Search the material below for the word "screenshot" and copy every line in which it occurs.

DATA SECTION:
━━━━
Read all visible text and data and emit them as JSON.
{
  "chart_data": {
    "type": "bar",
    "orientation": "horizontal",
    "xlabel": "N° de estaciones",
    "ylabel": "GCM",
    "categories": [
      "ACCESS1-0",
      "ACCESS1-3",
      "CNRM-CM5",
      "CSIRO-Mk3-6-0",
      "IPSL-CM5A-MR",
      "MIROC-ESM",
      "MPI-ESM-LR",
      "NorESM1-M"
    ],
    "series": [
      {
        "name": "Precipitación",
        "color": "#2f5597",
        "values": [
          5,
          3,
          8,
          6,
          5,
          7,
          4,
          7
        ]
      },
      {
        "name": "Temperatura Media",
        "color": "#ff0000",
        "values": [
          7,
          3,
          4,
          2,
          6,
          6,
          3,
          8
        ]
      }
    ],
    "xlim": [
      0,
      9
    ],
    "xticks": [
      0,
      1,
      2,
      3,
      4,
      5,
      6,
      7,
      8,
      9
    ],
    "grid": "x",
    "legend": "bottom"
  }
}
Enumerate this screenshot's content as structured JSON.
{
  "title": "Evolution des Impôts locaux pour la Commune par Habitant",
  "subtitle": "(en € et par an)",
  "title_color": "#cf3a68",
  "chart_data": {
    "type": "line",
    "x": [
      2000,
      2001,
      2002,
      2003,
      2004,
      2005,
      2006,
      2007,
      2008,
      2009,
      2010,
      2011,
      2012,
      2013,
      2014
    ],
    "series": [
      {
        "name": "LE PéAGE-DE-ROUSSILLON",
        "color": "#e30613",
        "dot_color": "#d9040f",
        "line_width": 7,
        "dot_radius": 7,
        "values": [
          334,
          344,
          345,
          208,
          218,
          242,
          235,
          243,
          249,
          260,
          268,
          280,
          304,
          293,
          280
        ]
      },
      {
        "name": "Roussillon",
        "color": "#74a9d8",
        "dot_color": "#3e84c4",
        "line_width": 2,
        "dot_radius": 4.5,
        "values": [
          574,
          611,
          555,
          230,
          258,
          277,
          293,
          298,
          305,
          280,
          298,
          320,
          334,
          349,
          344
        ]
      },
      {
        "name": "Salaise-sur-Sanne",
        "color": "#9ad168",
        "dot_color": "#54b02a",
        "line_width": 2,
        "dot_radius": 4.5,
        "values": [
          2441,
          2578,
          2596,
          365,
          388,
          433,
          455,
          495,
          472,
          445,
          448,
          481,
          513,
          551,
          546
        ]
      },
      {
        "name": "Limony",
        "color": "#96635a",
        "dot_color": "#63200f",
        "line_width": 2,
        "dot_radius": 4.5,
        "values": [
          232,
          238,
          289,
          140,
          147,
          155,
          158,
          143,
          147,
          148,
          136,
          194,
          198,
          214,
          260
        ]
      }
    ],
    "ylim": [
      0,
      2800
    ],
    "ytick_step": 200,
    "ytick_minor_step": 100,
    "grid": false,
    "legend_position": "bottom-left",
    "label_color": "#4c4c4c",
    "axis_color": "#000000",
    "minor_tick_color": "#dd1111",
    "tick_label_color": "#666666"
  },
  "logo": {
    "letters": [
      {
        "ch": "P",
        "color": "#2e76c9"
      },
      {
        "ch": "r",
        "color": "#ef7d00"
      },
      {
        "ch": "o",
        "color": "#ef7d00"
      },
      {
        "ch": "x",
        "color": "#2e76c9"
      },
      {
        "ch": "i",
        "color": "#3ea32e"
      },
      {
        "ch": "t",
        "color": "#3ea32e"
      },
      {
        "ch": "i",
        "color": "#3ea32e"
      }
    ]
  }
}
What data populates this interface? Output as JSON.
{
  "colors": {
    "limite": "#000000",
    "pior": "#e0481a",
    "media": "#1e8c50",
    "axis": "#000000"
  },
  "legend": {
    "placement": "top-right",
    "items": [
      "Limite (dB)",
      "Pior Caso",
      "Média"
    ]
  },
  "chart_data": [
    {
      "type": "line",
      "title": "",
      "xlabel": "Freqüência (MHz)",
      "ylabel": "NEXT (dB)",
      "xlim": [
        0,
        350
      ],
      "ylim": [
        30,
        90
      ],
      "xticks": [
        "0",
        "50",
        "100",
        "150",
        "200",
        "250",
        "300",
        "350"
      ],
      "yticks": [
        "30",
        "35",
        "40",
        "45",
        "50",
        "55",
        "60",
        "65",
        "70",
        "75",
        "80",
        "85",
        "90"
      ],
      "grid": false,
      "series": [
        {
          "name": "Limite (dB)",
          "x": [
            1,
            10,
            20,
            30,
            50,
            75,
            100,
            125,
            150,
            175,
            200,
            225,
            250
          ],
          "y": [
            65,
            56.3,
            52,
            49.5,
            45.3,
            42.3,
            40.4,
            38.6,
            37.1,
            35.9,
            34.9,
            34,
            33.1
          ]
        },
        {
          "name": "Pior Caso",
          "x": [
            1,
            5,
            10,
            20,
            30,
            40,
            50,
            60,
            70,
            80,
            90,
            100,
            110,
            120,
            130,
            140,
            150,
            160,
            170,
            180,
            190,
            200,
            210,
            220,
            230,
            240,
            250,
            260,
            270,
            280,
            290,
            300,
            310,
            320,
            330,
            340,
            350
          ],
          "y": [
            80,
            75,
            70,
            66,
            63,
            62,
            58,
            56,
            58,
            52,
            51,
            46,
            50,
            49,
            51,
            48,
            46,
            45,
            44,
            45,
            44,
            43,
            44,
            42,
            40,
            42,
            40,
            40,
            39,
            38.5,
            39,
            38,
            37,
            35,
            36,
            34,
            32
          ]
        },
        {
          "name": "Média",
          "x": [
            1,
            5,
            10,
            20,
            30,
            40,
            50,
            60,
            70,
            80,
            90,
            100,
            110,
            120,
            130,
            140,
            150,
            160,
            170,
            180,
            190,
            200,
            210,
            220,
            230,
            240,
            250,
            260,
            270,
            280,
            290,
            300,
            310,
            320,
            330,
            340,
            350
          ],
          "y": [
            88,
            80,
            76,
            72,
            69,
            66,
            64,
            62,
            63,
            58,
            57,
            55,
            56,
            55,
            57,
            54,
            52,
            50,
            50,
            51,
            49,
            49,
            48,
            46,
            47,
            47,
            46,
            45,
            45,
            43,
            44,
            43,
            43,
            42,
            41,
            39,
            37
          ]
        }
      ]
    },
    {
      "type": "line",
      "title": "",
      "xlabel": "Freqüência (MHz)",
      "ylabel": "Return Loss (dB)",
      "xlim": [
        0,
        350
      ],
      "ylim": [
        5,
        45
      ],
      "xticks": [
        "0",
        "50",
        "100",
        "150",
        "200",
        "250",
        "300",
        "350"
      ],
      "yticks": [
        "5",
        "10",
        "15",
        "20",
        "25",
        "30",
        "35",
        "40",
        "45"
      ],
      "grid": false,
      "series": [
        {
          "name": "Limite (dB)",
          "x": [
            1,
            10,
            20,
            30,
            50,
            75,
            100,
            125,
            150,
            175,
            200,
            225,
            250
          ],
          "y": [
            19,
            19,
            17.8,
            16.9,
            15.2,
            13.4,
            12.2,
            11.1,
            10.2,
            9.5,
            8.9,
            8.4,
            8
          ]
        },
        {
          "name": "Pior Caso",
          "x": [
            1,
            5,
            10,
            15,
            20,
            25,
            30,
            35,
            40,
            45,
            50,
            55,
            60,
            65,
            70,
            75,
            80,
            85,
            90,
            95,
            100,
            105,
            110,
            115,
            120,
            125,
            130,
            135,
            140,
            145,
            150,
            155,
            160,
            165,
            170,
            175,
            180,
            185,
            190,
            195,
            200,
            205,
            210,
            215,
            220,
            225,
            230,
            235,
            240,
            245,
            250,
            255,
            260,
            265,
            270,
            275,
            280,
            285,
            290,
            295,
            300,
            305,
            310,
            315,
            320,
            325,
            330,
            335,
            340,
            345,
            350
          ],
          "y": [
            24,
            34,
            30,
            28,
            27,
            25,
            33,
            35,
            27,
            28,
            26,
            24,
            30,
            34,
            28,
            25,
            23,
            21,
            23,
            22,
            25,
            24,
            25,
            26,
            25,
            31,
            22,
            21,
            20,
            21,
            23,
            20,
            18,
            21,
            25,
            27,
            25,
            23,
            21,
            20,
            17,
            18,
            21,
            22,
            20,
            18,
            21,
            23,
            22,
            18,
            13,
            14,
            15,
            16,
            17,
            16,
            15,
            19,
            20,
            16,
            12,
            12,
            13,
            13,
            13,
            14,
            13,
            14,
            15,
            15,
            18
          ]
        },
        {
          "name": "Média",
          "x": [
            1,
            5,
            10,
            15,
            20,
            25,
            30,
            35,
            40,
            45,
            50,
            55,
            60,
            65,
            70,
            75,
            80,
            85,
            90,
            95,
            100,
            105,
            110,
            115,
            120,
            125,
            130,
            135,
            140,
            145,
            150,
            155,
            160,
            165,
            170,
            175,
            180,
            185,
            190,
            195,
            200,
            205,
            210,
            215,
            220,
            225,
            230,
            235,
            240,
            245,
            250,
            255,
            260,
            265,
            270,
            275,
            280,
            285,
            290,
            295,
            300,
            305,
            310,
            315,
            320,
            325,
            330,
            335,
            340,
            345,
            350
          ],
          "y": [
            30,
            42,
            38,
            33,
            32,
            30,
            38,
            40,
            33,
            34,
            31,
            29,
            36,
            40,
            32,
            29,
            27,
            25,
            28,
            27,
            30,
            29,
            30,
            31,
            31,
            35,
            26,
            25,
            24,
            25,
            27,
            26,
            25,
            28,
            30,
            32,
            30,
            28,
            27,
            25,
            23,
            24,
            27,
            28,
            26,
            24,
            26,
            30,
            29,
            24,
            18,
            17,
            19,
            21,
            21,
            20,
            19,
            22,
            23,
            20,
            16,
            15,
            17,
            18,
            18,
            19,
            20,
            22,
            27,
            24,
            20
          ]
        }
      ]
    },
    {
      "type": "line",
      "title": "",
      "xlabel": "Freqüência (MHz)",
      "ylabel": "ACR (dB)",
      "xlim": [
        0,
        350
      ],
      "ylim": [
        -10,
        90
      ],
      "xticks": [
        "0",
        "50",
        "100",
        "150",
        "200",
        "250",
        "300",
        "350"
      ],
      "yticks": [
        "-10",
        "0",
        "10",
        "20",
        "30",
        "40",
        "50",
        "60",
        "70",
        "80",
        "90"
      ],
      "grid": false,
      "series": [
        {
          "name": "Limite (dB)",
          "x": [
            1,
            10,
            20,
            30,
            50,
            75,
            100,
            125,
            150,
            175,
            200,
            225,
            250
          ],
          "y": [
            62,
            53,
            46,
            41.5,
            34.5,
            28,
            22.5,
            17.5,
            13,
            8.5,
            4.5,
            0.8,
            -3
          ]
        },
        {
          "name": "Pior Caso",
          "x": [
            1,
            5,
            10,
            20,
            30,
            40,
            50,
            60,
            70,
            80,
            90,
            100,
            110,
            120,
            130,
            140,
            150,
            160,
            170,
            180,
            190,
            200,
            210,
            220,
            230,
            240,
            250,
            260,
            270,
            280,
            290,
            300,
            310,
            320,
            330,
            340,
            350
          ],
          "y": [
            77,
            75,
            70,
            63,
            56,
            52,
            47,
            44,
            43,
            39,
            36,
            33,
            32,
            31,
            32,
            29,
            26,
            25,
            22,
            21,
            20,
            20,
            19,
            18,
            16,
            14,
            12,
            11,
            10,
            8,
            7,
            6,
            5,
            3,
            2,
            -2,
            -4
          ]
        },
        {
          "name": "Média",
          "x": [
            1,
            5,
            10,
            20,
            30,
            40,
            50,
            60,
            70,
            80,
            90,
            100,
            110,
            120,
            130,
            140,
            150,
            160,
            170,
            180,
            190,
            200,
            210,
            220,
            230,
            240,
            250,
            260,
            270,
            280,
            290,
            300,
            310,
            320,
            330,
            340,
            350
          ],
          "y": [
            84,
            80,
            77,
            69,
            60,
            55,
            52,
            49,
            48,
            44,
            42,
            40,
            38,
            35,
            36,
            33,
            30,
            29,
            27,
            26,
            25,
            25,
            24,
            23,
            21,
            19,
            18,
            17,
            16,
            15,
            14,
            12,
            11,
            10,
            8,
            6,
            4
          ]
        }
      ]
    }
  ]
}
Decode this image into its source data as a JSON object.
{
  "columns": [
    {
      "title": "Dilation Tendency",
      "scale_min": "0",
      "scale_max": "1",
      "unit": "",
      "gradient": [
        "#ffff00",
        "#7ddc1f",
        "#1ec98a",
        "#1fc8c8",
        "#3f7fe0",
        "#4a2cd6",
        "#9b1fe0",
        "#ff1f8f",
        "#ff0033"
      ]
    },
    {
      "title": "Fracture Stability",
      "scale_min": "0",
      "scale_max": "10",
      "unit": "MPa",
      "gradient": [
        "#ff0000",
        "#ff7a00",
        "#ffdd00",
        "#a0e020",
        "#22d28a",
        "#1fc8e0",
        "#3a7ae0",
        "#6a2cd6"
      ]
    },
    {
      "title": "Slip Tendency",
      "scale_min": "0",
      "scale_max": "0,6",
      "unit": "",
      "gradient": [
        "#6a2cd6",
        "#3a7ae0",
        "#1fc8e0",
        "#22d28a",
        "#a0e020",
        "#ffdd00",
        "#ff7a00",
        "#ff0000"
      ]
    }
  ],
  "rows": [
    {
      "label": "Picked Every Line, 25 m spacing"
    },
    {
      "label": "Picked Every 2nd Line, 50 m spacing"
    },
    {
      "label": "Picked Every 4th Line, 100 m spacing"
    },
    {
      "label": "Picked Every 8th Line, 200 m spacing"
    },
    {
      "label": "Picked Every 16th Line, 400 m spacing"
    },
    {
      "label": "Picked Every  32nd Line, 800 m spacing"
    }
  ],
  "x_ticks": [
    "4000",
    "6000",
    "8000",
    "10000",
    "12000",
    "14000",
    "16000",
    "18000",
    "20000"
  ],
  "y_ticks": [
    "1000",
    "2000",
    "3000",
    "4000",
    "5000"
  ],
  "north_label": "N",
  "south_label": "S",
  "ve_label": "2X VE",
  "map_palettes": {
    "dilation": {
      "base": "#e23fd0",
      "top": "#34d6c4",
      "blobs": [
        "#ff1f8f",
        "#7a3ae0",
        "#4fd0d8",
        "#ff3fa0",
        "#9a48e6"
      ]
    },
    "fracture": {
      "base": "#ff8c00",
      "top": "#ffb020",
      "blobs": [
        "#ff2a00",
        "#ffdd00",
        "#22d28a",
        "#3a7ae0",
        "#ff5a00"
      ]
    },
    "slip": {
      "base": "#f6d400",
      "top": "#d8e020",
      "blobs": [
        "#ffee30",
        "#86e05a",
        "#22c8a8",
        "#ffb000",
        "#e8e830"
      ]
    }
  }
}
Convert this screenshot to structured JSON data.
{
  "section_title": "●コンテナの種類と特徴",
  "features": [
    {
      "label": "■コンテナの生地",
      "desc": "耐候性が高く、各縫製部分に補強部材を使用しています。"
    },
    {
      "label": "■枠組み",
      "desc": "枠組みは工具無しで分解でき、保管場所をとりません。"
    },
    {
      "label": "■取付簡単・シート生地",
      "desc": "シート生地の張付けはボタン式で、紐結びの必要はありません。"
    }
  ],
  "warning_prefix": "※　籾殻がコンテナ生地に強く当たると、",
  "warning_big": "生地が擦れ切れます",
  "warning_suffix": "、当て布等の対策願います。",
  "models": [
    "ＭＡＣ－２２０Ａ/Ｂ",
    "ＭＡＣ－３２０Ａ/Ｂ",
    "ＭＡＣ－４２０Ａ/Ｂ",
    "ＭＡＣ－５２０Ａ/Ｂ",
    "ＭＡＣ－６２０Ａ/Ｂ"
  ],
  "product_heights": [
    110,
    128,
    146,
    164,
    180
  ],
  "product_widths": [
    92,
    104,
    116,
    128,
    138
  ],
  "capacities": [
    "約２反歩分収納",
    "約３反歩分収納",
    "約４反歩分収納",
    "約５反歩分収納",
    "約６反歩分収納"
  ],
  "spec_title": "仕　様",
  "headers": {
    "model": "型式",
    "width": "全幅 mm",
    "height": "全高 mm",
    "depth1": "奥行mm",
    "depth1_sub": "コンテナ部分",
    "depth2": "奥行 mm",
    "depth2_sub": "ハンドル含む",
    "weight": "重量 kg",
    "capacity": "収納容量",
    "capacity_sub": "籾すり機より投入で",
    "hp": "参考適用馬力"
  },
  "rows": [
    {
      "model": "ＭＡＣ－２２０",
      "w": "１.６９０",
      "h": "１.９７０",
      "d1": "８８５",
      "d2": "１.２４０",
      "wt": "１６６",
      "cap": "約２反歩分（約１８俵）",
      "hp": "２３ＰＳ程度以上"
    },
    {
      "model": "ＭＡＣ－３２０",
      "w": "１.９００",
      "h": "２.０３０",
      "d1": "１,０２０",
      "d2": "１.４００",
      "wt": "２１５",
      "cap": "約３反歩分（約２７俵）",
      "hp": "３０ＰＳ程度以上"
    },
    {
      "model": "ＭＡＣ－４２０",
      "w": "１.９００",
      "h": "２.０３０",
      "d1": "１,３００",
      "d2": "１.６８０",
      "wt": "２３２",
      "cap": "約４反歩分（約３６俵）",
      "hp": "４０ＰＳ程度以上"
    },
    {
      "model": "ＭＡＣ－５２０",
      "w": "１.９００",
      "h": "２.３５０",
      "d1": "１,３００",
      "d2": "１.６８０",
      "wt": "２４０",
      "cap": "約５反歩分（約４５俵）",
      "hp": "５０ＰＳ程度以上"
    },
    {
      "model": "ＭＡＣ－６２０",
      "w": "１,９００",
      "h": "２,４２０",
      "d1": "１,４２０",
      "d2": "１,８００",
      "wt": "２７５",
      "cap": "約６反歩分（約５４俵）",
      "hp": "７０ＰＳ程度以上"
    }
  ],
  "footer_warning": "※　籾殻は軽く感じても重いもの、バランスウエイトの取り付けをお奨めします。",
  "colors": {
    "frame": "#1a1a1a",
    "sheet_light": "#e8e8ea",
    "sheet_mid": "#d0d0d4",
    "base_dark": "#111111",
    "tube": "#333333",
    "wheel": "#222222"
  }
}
━━━━
TASK ANSWER:
Enumerate this screenshot's content as structured JSON.
Convert this screenshot to structured JSON data.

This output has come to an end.